* **TO DO**: Copy the rows below, substituting "data-point-circle" for each occurrence of "data-point-square" and changing nothing else.

Layout coordinate data:
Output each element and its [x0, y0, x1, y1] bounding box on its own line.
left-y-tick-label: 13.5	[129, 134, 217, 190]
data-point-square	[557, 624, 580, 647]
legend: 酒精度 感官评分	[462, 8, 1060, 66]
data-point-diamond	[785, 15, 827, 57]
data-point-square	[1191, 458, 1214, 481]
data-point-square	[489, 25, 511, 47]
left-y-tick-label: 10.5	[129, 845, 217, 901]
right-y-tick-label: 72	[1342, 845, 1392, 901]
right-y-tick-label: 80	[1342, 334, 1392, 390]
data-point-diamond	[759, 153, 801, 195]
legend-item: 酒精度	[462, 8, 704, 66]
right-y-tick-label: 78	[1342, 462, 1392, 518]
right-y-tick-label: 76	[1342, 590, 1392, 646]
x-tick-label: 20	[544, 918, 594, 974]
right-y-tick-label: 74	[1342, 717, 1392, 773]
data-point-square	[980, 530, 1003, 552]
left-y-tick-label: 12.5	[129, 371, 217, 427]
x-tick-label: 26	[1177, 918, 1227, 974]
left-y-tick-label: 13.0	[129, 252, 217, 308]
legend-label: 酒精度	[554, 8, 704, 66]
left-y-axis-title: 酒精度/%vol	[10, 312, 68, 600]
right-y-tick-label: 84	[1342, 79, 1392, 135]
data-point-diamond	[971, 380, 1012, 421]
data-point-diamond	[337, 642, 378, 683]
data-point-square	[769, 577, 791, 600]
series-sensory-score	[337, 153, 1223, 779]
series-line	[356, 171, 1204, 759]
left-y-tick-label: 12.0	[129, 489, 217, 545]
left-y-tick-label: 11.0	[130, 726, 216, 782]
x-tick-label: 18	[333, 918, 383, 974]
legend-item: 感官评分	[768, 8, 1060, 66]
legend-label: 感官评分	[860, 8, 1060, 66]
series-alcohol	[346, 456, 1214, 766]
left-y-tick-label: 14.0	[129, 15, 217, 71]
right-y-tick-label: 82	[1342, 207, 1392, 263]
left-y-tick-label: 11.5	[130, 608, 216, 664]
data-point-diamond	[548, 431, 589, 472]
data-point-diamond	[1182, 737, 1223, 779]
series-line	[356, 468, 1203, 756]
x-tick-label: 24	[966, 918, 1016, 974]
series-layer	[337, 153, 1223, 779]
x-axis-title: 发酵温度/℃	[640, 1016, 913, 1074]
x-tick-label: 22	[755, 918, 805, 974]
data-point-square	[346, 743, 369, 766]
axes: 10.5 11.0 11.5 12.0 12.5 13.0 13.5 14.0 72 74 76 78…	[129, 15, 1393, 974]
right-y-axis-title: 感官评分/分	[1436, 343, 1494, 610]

* **FULL OUTPUT**:
Output each element and its [x0, y0, x1, y1] bounding box on its own line.
left-y-tick-label: 13.5	[129, 134, 217, 190]
data-point-circle	[557, 624, 580, 647]
legend: 酒精度 感官评分	[462, 8, 1060, 66]
data-point-diamond	[785, 15, 827, 57]
data-point-circle	[1191, 458, 1214, 481]
data-point-circle	[489, 25, 511, 47]
left-y-tick-label: 10.5	[129, 845, 217, 901]
right-y-tick-label: 72	[1342, 845, 1392, 901]
right-y-tick-label: 80	[1342, 334, 1392, 390]
data-point-diamond	[759, 153, 801, 195]
legend-item: 酒精度	[462, 8, 704, 66]
right-y-tick-label: 78	[1342, 462, 1392, 518]
right-y-tick-label: 76	[1342, 590, 1392, 646]
x-tick-label: 20	[544, 918, 594, 974]
right-y-tick-label: 74	[1342, 717, 1392, 773]
data-point-circle	[980, 530, 1003, 552]
left-y-tick-label: 12.5	[129, 371, 217, 427]
x-tick-label: 26	[1177, 918, 1227, 974]
left-y-tick-label: 13.0	[129, 252, 217, 308]
legend-label: 酒精度	[554, 8, 704, 66]
left-y-axis-title: 酒精度/%vol	[10, 312, 68, 600]
right-y-tick-label: 84	[1342, 79, 1392, 135]
data-point-diamond	[971, 380, 1012, 421]
data-point-diamond	[337, 642, 378, 683]
data-point-circle	[769, 577, 791, 600]
series-sensory-score	[337, 153, 1223, 779]
series-line	[356, 171, 1204, 759]
left-y-tick-label: 12.0	[129, 489, 217, 545]
left-y-tick-label: 11.0	[130, 726, 216, 782]
x-tick-label: 18	[333, 918, 383, 974]
legend-item: 感官评分	[768, 8, 1060, 66]
legend-label: 感官评分	[860, 8, 1060, 66]
series-alcohol	[346, 456, 1214, 766]
left-y-tick-label: 14.0	[129, 15, 217, 71]
right-y-tick-label: 82	[1342, 207, 1392, 263]
left-y-tick-label: 11.5	[130, 608, 216, 664]
data-point-diamond	[548, 431, 589, 472]
data-point-diamond	[1182, 737, 1223, 779]
series-line	[356, 468, 1203, 756]
x-tick-label: 24	[966, 918, 1016, 974]
series-layer	[337, 153, 1223, 779]
x-axis-title: 发酵温度/℃	[640, 1016, 913, 1074]
x-tick-label: 22	[755, 918, 805, 974]
data-point-circle	[346, 743, 369, 766]
axes: 10.5 11.0 11.5 12.0 12.5 13.0 13.5 14.0 72 74 76 78…	[129, 15, 1393, 974]
right-y-axis-title: 感官评分/分	[1436, 343, 1494, 610]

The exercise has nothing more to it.